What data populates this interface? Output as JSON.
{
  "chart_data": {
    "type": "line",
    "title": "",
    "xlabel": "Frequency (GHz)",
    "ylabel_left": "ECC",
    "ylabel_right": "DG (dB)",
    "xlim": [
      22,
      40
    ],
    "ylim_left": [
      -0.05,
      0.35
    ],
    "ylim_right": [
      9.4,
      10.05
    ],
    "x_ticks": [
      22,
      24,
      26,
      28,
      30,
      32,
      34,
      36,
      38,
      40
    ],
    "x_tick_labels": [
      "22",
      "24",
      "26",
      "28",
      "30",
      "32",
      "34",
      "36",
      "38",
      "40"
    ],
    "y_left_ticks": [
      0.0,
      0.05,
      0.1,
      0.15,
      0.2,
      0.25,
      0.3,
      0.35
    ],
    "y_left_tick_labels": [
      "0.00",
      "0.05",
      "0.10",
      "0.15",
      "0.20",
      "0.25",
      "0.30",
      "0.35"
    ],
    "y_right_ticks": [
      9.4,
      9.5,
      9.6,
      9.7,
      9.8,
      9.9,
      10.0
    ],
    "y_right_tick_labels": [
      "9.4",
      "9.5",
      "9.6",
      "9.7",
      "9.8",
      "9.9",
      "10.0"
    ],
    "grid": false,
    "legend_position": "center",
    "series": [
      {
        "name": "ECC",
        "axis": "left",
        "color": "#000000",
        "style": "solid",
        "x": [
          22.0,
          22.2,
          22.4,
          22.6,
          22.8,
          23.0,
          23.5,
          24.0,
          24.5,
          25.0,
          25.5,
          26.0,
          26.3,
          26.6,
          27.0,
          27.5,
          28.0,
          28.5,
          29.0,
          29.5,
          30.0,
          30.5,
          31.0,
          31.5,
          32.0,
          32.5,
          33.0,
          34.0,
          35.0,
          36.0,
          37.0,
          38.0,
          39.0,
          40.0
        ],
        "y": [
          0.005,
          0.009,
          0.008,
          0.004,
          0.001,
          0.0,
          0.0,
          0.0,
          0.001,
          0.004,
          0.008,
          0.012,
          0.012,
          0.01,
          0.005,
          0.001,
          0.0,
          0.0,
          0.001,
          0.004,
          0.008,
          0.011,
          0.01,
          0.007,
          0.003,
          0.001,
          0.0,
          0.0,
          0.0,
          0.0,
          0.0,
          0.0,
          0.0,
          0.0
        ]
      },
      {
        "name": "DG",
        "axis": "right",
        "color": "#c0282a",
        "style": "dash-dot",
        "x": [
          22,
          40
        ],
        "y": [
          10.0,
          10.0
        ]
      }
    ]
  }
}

* [Given problem] Reproduce the full listing above, character for character.

* [Answer to this exercise]
What data populates this interface? Output as JSON.
{
  "chart_data": {
    "type": "line",
    "title": "",
    "xlabel": "Frequency (GHz)",
    "ylabel_left": "ECC",
    "ylabel_right": "DG (dB)",
    "xlim": [
      22,
      40
    ],
    "ylim_left": [
      -0.05,
      0.35
    ],
    "ylim_right": [
      9.4,
      10.05
    ],
    "x_ticks": [
      22,
      24,
      26,
      28,
      30,
      32,
      34,
      36,
      38,
      40
    ],
    "x_tick_labels": [
      "22",
      "24",
      "26",
      "28",
      "30",
      "32",
      "34",
      "36",
      "38",
      "40"
    ],
    "y_left_ticks": [
      0.0,
      0.05,
      0.1,
      0.15,
      0.2,
      0.25,
      0.3,
      0.35
    ],
    "y_left_tick_labels": [
      "0.00",
      "0.05",
      "0.10",
      "0.15",
      "0.20",
      "0.25",
      "0.30",
      "0.35"
    ],
    "y_right_ticks": [
      9.4,
      9.5,
      9.6,
      9.7,
      9.8,
      9.9,
      10.0
    ],
    "y_right_tick_labels": [
      "9.4",
      "9.5",
      "9.6",
      "9.7",
      "9.8",
      "9.9",
      "10.0"
    ],
    "grid": false,
    "legend_position": "center",
    "series": [
      {
        "name": "ECC",
        "axis": "left",
        "color": "#000000",
        "style": "solid",
        "x": [
          22.0,
          22.2,
          22.4,
          22.6,
          22.8,
          23.0,
          23.5,
          24.0,
          24.5,
          25.0,
          25.5,
          26.0,
          26.3,
          26.6,
          27.0,
          27.5,
          28.0,
          28.5,
          29.0,
          29.5,
          30.0,
          30.5,
          31.0,
          31.5,
          32.0,
          32.5,
          33.0,
          34.0,
          35.0,
          36.0,
          37.0,
          38.0,
          39.0,
          40.0
        ],
        "y": [
          0.005,
          0.009,
          0.008,
          0.004,
          0.001,
          0.0,
          0.0,
          0.0,
          0.001,
          0.004,
          0.008,
          0.012,
          0.012,
          0.01,
          0.005,
          0.001,
          0.0,
          0.0,
          0.001,
          0.004,
          0.008,
          0.011,
          0.01,
          0.007,
          0.003,
          0.001,
          0.0,
          0.0,
          0.0,
          0.0,
          0.0,
          0.0,
          0.0,
          0.0
        ]
      },
      {
        "name": "DG",
        "axis": "right",
        "color": "#c0282a",
        "style": "dash-dot",
        "x": [
          22,
          40
        ],
        "y": [
          10.0,
          10.0
        ]
      }
    ]
  }
}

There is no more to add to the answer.